Reproduce the material below line for line, with no changes of any kind.

» STORED ROWS:
[BEGIN]
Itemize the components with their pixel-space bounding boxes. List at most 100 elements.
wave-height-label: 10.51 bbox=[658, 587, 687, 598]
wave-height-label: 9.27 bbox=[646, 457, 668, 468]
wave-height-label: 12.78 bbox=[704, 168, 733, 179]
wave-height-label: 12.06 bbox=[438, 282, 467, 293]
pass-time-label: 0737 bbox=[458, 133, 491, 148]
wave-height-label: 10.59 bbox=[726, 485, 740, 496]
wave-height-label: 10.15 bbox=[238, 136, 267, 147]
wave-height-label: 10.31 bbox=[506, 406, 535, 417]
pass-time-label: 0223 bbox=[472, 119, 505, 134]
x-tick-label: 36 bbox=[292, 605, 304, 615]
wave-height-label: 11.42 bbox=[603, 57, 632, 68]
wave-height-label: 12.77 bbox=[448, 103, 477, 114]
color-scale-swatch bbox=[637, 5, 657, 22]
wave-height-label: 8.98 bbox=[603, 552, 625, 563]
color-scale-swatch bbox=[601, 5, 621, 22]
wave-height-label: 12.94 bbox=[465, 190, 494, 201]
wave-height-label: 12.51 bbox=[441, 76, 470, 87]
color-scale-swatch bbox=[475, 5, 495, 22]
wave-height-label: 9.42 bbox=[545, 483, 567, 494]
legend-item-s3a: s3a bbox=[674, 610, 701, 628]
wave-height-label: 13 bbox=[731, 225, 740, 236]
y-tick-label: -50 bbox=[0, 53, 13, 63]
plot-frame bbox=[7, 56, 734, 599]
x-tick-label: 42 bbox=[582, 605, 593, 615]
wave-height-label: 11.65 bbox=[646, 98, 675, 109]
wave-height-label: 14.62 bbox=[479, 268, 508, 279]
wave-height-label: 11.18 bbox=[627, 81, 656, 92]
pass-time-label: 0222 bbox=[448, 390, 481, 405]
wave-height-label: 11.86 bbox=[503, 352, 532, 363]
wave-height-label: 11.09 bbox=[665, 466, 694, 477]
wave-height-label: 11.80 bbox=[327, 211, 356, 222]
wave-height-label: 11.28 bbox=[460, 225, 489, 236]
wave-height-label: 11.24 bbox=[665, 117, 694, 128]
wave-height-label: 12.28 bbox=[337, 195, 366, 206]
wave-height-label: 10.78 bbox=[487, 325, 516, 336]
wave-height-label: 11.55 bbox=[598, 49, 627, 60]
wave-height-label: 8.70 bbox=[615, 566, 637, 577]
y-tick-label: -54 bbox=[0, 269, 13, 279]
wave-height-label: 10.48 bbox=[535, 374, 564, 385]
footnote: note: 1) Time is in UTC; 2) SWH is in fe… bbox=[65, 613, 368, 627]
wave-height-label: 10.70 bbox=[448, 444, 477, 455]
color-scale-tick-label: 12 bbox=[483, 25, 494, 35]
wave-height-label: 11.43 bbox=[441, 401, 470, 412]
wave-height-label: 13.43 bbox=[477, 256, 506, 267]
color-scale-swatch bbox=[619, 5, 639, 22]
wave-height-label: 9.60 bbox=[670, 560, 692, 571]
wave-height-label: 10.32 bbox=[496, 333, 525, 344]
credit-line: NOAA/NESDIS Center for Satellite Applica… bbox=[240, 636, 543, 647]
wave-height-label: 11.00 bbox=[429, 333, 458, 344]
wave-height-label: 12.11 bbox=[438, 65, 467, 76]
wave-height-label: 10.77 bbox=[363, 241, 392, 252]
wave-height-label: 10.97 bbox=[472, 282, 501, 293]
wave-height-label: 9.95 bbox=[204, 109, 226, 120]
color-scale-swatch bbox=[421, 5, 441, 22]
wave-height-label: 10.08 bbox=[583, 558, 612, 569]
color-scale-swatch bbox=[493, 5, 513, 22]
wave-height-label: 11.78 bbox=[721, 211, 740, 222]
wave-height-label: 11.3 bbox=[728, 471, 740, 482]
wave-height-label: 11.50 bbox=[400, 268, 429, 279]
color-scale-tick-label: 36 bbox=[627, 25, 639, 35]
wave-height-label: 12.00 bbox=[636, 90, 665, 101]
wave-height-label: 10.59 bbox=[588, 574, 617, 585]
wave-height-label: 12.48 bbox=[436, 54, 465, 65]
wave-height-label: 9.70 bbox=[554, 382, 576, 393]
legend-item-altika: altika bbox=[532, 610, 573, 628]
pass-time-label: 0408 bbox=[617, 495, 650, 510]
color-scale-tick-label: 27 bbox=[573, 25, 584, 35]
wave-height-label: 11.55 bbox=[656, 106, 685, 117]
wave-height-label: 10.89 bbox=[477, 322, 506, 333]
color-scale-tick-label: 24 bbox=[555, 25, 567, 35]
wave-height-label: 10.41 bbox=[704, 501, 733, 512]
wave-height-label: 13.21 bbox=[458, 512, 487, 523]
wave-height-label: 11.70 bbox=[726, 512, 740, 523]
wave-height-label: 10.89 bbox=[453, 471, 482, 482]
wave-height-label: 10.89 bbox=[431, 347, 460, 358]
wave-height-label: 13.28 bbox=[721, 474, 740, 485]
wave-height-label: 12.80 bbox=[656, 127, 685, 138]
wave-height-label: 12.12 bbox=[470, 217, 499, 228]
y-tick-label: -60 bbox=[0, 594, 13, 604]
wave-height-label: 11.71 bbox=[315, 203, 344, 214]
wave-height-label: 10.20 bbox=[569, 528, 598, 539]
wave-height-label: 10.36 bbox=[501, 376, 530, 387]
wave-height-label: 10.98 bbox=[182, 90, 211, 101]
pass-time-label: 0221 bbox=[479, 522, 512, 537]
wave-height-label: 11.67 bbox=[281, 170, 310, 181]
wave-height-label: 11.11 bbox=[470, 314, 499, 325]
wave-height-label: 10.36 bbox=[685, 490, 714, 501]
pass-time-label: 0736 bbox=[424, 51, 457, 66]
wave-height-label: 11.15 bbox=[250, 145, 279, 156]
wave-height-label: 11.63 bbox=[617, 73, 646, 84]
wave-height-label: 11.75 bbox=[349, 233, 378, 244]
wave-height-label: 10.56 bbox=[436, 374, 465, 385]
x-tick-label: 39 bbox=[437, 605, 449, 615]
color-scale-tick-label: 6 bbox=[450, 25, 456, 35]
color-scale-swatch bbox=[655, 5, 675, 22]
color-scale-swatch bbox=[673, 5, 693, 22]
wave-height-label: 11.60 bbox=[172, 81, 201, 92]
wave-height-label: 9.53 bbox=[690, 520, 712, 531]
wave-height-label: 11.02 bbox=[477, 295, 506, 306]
[END]
» WRITTEN RESPONSE:
Itemize the components with their pixel-space bounding boxes. List at most 100 elements.
wave-height-label: 10.51 bbox=[658, 587, 687, 598]
wave-height-label: 9.27 bbox=[646, 457, 668, 468]
wave-height-label: 12.78 bbox=[704, 168, 733, 179]
wave-height-label: 12.06 bbox=[438, 282, 467, 293]
pass-time-label: 0737 bbox=[458, 133, 491, 148]
wave-height-label: 10.59 bbox=[726, 485, 740, 496]
wave-height-label: 10.15 bbox=[238, 136, 267, 147]
wave-height-label: 10.31 bbox=[506, 406, 535, 417]
pass-time-label: 0223 bbox=[472, 119, 505, 134]
x-tick-label: 36 bbox=[292, 605, 304, 615]
wave-height-label: 11.42 bbox=[603, 57, 632, 68]
wave-height-label: 12.77 bbox=[448, 103, 477, 114]
color-scale-swatch bbox=[637, 5, 657, 22]
wave-height-label: 8.98 bbox=[603, 552, 625, 563]
color-scale-swatch bbox=[601, 5, 621, 22]
wave-height-label: 12.94 bbox=[465, 190, 494, 201]
wave-height-label: 12.51 bbox=[441, 76, 470, 87]
color-scale-swatch bbox=[475, 5, 495, 22]
wave-height-label: 9.42 bbox=[545, 483, 567, 494]
legend-item-s3a: s3a bbox=[674, 610, 701, 628]
wave-height-label: 13 bbox=[731, 225, 740, 236]
y-tick-label: -50 bbox=[0, 53, 13, 63]
plot-frame bbox=[7, 56, 734, 599]
x-tick-label: 42 bbox=[582, 605, 593, 615]
wave-height-label: 11.65 bbox=[646, 98, 675, 109]
wave-height-label: 14.62 bbox=[479, 268, 508, 279]
wave-height-label: 11.18 bbox=[627, 81, 656, 92]
pass-time-label: 0222 bbox=[448, 390, 481, 405]
wave-height-label: 11.86 bbox=[503, 352, 532, 363]
wave-height-label: 11.09 bbox=[665, 466, 694, 477]
wave-height-label: 11.80 bbox=[327, 211, 356, 222]
wave-height-label: 11.28 bbox=[460, 225, 489, 236]
wave-height-label: 11.24 bbox=[665, 117, 694, 128]
wave-height-label: 12.28 bbox=[337, 195, 366, 206]
wave-height-label: 10.78 bbox=[487, 325, 516, 336]
wave-height-label: 11.55 bbox=[598, 49, 627, 60]
wave-height-label: 8.70 bbox=[615, 566, 637, 577]
y-tick-label: -54 bbox=[0, 269, 13, 279]
wave-height-label: 10.48 bbox=[535, 374, 564, 385]
footnote: note: 1) Time is in UTC; 2) SWH is in fe… bbox=[65, 613, 368, 627]
wave-height-label: 10.70 bbox=[448, 444, 477, 455]
color-scale-tick-label: 12 bbox=[483, 25, 494, 35]
wave-height-label: 11.43 bbox=[441, 401, 470, 412]
wave-height-label: 13.43 bbox=[477, 256, 506, 267]
color-scale-swatch bbox=[619, 5, 639, 22]
wave-height-label: 9.60 bbox=[670, 560, 692, 571]
wave-height-label: 10.32 bbox=[496, 333, 525, 344]
credit-line: NOAA/NESDIS Center for Satellite Applica… bbox=[240, 636, 543, 647]
wave-height-label: 11.00 bbox=[429, 333, 458, 344]
wave-height-label: 12.11 bbox=[438, 65, 467, 76]
wave-height-label: 10.77 bbox=[363, 241, 392, 252]
wave-height-label: 10.97 bbox=[472, 282, 501, 293]
wave-height-label: 9.95 bbox=[204, 109, 226, 120]
color-scale-swatch bbox=[421, 5, 441, 22]
wave-height-label: 10.08 bbox=[583, 558, 612, 569]
color-scale-swatch bbox=[493, 5, 513, 22]
wave-height-label: 11.78 bbox=[721, 211, 740, 222]
wave-height-label: 11.3 bbox=[728, 471, 740, 482]
wave-height-label: 11.50 bbox=[400, 268, 429, 279]
color-scale-tick-label: 36 bbox=[627, 25, 639, 35]
wave-height-label: 12.00 bbox=[636, 90, 665, 101]
wave-height-label: 10.59 bbox=[588, 574, 617, 585]
wave-height-label: 12.48 bbox=[436, 54, 465, 65]
wave-height-label: 9.70 bbox=[554, 382, 576, 393]
legend-item-altika: altika bbox=[532, 610, 573, 628]
pass-time-label: 0408 bbox=[617, 495, 650, 510]
color-scale-tick-label: 27 bbox=[573, 25, 584, 35]
wave-height-label: 11.55 bbox=[656, 106, 685, 117]
wave-height-label: 10.89 bbox=[477, 322, 506, 333]
color-scale-tick-label: 24 bbox=[555, 25, 567, 35]
wave-height-label: 10.41 bbox=[704, 501, 733, 512]
wave-height-label: 13.21 bbox=[458, 512, 487, 523]
wave-height-label: 11.70 bbox=[726, 512, 740, 523]
wave-height-label: 10.89 bbox=[453, 471, 482, 482]
wave-height-label: 10.89 bbox=[431, 347, 460, 358]
wave-height-label: 13.28 bbox=[721, 474, 740, 485]
wave-height-label: 12.80 bbox=[656, 127, 685, 138]
wave-height-label: 12.12 bbox=[470, 217, 499, 228]
y-tick-label: -60 bbox=[0, 594, 13, 604]
wave-height-label: 11.71 bbox=[315, 203, 344, 214]
wave-height-label: 10.20 bbox=[569, 528, 598, 539]
wave-height-label: 10.36 bbox=[501, 376, 530, 387]
wave-height-label: 10.98 bbox=[182, 90, 211, 101]
pass-time-label: 0221 bbox=[479, 522, 512, 537]
wave-height-label: 11.67 bbox=[281, 170, 310, 181]
wave-height-label: 11.11 bbox=[470, 314, 499, 325]
wave-height-label: 10.36 bbox=[685, 490, 714, 501]
pass-time-label: 0736 bbox=[424, 51, 457, 66]
wave-height-label: 11.15 bbox=[250, 145, 279, 156]
wave-height-label: 11.63 bbox=[617, 73, 646, 84]
wave-height-label: 11.75 bbox=[349, 233, 378, 244]
wave-height-label: 10.56 bbox=[436, 374, 465, 385]
x-tick-label: 39 bbox=[437, 605, 449, 615]
color-scale-tick-label: 6 bbox=[450, 25, 456, 35]
color-scale-swatch bbox=[655, 5, 675, 22]
color-scale-swatch bbox=[673, 5, 693, 22]
wave-height-label: 11.60 bbox=[172, 81, 201, 92]
wave-height-label: 9.53 bbox=[690, 520, 712, 531]
wave-height-label: 11.02 bbox=[477, 295, 506, 306]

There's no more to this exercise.